WHAT YOU HAVE TO DO:
Return the records exactly as they are.
>>>>
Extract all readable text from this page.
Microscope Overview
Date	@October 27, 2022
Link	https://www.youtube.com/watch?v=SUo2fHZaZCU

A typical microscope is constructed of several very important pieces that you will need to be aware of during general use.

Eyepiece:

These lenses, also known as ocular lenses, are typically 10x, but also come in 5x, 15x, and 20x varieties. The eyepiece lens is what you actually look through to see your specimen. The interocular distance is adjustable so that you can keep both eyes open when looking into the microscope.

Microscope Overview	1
<<<<
RESPONSE TO THE TASK:
Extract all readable text from this page.
Microscope Overview
Date	@October 27, 2022
Link	https://www.youtube.com/watch?v=SUo2fHZaZCU

A typical microscope is constructed of several very important pieces that you will need to be aware of during general use.

Eyepiece:

These lenses, also known as ocular lenses, are typically 10x, but also come in 5x, 15x, and 20x varieties. The eyepiece lens is what you actually look through to see your specimen. The interocular distance is adjustable so that you can keep both eyes open when looking into the microscope.

Microscope Overview	1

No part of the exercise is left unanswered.